> [Problem description]
Print out the entries below with no edits.

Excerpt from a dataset
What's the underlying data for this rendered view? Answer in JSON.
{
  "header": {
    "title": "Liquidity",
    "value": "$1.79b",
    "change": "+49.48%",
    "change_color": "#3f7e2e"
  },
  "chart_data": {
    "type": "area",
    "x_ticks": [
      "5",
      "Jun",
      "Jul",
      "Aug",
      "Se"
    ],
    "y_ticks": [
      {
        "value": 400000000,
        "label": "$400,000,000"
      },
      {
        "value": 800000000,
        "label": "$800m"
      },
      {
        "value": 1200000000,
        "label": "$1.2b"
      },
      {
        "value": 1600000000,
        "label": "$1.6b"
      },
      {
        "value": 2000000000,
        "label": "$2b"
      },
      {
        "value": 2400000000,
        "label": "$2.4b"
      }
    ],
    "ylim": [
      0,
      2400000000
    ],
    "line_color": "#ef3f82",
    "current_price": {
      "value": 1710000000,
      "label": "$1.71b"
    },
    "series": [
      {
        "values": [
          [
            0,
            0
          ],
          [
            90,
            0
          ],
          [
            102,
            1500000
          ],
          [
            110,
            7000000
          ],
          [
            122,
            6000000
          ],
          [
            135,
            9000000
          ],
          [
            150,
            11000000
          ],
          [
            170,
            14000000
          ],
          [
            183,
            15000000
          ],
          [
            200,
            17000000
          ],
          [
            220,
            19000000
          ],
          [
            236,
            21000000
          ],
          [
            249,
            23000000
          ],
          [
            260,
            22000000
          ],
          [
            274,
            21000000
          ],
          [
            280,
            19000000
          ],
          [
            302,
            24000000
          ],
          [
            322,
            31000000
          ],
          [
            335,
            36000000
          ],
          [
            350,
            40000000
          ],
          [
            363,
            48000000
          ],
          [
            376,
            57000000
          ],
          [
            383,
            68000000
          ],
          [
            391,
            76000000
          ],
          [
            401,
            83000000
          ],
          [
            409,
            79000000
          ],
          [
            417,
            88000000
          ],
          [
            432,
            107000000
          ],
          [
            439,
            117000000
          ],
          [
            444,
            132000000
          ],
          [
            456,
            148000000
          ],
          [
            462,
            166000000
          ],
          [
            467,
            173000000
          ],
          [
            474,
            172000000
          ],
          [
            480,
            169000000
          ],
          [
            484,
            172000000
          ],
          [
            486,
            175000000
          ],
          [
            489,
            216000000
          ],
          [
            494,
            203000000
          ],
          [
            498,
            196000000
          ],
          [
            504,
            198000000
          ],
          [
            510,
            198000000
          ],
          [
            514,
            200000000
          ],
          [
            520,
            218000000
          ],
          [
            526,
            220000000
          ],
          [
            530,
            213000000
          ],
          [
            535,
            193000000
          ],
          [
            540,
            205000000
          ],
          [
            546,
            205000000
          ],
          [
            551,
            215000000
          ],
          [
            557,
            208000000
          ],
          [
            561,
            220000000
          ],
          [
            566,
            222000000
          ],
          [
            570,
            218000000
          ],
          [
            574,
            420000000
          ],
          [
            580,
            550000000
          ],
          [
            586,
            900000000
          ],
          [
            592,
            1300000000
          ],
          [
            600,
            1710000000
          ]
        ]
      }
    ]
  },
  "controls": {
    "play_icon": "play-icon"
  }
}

> [Task output]
What's the underlying data for this rendered view? Answer in JSON.
{
  "header": {
    "title": "Liquidity",
    "value": "$1.79b",
    "change": "+49.48%",
    "change_color": "#3f7e2e"
  },
  "chart_data": {
    "type": "area",
    "x_ticks": [
      "5",
      "Jun",
      "Jul",
      "Aug",
      "Se"
    ],
    "y_ticks": [
      {
        "value": 400000000,
        "label": "$400,000,000"
      },
      {
        "value": 800000000,
        "label": "$800m"
      },
      {
        "value": 1200000000,
        "label": "$1.2b"
      },
      {
        "value": 1600000000,
        "label": "$1.6b"
      },
      {
        "value": 2000000000,
        "label": "$2b"
      },
      {
        "value": 2400000000,
        "label": "$2.4b"
      }
    ],
    "ylim": [
      0,
      2400000000
    ],
    "line_color": "#ef3f82",
    "current_price": {
      "value": 1710000000,
      "label": "$1.71b"
    },
    "series": [
      {
        "values": [
          [
            0,
            0
          ],
          [
            90,
            0
          ],
          [
            102,
            1500000
          ],
          [
            110,
            7000000
          ],
          [
            122,
            6000000
          ],
          [
            135,
            9000000
          ],
          [
            150,
            11000000
          ],
          [
            170,
            14000000
          ],
          [
            183,
            15000000
          ],
          [
            200,
            17000000
          ],
          [
            220,
            19000000
          ],
          [
            236,
            21000000
          ],
          [
            249,
            23000000
          ],
          [
            260,
            22000000
          ],
          [
            274,
            21000000
          ],
          [
            280,
            19000000
          ],
          [
            302,
            24000000
          ],
          [
            322,
            31000000
          ],
          [
            335,
            36000000
          ],
          [
            350,
            40000000
          ],
          [
            363,
            48000000
          ],
          [
            376,
            57000000
          ],
          [
            383,
            68000000
          ],
          [
            391,
            76000000
          ],
          [
            401,
            83000000
          ],
          [
            409,
            79000000
          ],
          [
            417,
            88000000
          ],
          [
            432,
            107000000
          ],
          [
            439,
            117000000
          ],
          [
            444,
            132000000
          ],
          [
            456,
            148000000
          ],
          [
            462,
            166000000
          ],
          [
            467,
            173000000
          ],
          [
            474,
            172000000
          ],
          [
            480,
            169000000
          ],
          [
            484,
            172000000
          ],
          [
            486,
            175000000
          ],
          [
            489,
            216000000
          ],
          [
            494,
            203000000
          ],
          [
            498,
            196000000
          ],
          [
            504,
            198000000
          ],
          [
            510,
            198000000
          ],
          [
            514,
            200000000
          ],
          [
            520,
            218000000
          ],
          [
            526,
            220000000
          ],
          [
            530,
            213000000
          ],
          [
            535,
            193000000
          ],
          [
            540,
            205000000
          ],
          [
            546,
            205000000
          ],
          [
            551,
            215000000
          ],
          [
            557,
            208000000
          ],
          [
            561,
            220000000
          ],
          [
            566,
            222000000
          ],
          [
            570,
            218000000
          ],
          [
            574,
            420000000
          ],
          [
            580,
            550000000
          ],
          [
            586,
            900000000
          ],
          [
            592,
            1300000000
          ],
          [
            600,
            1710000000
          ]
        ]
      }
    ]
  },
  "controls": {
    "play_icon": "play-icon"
  }
}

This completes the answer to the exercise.